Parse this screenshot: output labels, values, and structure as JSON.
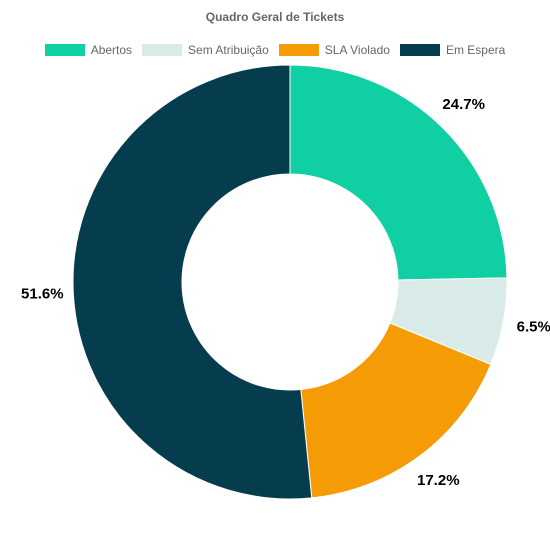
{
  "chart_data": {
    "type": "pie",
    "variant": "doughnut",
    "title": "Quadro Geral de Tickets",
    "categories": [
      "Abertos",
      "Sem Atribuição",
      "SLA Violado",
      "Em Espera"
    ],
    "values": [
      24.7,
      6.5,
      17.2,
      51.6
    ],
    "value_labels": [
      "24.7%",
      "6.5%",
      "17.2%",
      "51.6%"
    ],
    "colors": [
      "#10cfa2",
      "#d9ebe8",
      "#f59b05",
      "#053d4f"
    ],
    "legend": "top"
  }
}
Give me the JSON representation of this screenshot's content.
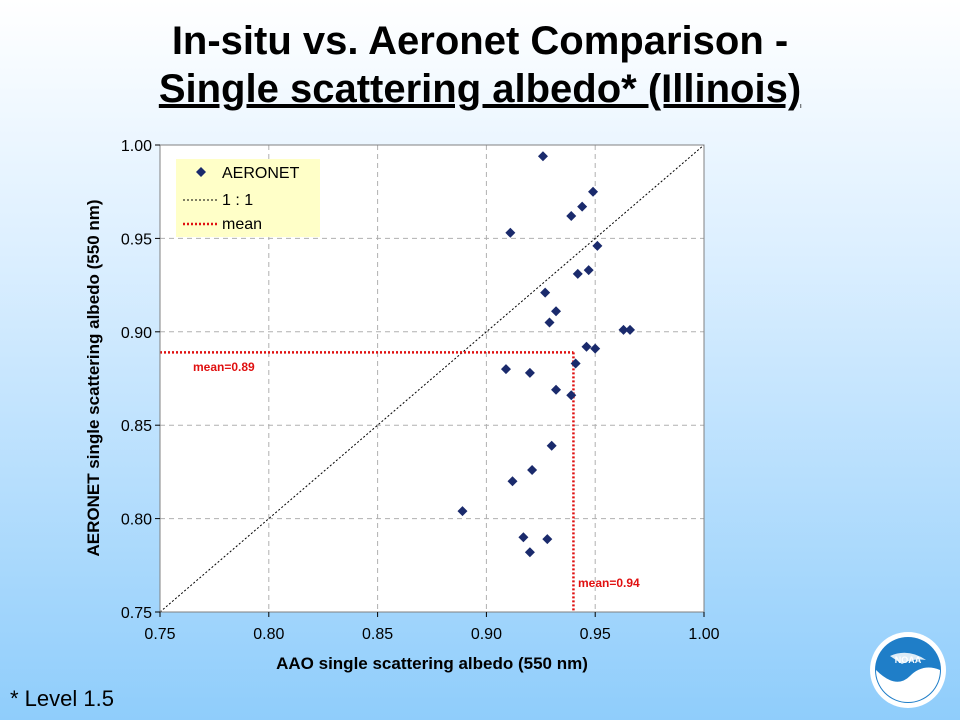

• • • • •

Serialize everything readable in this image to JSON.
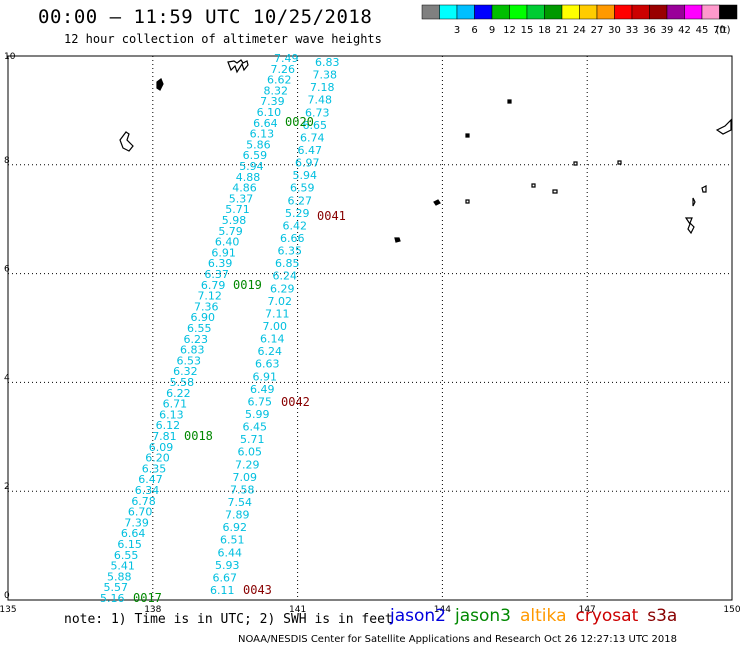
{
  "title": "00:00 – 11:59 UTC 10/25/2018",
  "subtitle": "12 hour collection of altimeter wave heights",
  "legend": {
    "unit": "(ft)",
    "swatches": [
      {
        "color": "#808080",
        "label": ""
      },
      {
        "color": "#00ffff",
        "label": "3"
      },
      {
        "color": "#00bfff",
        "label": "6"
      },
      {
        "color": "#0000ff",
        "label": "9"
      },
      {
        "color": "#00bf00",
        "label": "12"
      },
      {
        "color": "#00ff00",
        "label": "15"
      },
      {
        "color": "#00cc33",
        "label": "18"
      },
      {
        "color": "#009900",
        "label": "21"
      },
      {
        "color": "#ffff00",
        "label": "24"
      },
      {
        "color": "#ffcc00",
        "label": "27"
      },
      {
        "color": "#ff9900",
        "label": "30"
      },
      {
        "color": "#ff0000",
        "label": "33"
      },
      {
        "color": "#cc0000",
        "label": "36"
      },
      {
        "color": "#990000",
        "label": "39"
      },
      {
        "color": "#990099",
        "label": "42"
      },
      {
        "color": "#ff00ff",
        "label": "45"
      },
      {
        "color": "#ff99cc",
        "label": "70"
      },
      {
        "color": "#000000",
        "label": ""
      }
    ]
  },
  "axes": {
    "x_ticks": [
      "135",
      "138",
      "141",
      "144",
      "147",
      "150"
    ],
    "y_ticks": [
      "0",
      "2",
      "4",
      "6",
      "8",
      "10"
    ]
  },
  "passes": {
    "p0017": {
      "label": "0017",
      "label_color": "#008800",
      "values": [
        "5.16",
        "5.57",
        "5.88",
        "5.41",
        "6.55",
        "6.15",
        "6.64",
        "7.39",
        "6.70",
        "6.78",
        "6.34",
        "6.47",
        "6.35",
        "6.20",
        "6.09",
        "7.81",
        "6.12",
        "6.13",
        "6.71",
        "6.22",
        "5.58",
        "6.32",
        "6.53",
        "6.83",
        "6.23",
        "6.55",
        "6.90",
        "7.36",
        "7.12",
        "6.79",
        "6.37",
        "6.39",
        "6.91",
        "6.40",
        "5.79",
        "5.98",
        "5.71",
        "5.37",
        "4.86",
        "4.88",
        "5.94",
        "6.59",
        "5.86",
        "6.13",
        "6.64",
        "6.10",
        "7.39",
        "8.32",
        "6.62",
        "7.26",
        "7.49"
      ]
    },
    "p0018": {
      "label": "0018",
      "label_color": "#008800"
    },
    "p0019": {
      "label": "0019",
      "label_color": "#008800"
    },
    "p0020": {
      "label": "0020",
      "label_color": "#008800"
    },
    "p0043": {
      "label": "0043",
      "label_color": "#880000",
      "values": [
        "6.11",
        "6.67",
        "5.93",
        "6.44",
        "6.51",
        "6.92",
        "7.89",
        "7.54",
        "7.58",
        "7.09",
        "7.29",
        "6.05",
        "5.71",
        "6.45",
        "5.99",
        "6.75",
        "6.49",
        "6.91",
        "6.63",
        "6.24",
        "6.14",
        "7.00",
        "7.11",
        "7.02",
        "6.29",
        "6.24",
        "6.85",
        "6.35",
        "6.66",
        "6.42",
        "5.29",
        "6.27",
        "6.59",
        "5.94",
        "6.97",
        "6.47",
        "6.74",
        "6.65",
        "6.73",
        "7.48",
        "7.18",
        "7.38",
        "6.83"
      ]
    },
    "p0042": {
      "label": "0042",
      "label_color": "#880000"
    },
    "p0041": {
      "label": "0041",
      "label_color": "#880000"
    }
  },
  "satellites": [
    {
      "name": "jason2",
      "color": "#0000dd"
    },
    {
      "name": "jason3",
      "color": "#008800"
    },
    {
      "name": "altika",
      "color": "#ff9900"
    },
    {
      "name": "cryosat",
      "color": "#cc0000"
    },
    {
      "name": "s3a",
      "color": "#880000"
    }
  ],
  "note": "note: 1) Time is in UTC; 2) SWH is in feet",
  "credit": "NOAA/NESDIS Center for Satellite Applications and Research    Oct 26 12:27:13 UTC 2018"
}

• • • • •

■ **What is expected**:
Between the line with "Parse this screenshot: output" and the line with "Give me the", ends included, lies the span to copy exactly; copy nothing else and leave out the pictures.

■ **Task output**:
Parse this screenshot: output labels, values, and structure as JSON.
{
  "chart_data": {
    "type": "pie",
    "variant": "doughnut",
    "title": "Quadro Geral de Tickets",
    "categories": [
      "Abertos",
      "Sem Atribuição",
      "SLA Violado",
      "Em Espera"
    ],
    "values": [
      24.7,
      6.5,
      17.2,
      51.6
    ],
    "value_labels": [
      "24.7%",
      "6.5%",
      "17.2%",
      "51.6%"
    ],
    "colors": [
      "#10cfa2",
      "#d9ebe8",
      "#f59b05",
      "#053d4f"
    ],
    "legend": "top"
  }
}
Give me the JSON representation of this screenshot's content.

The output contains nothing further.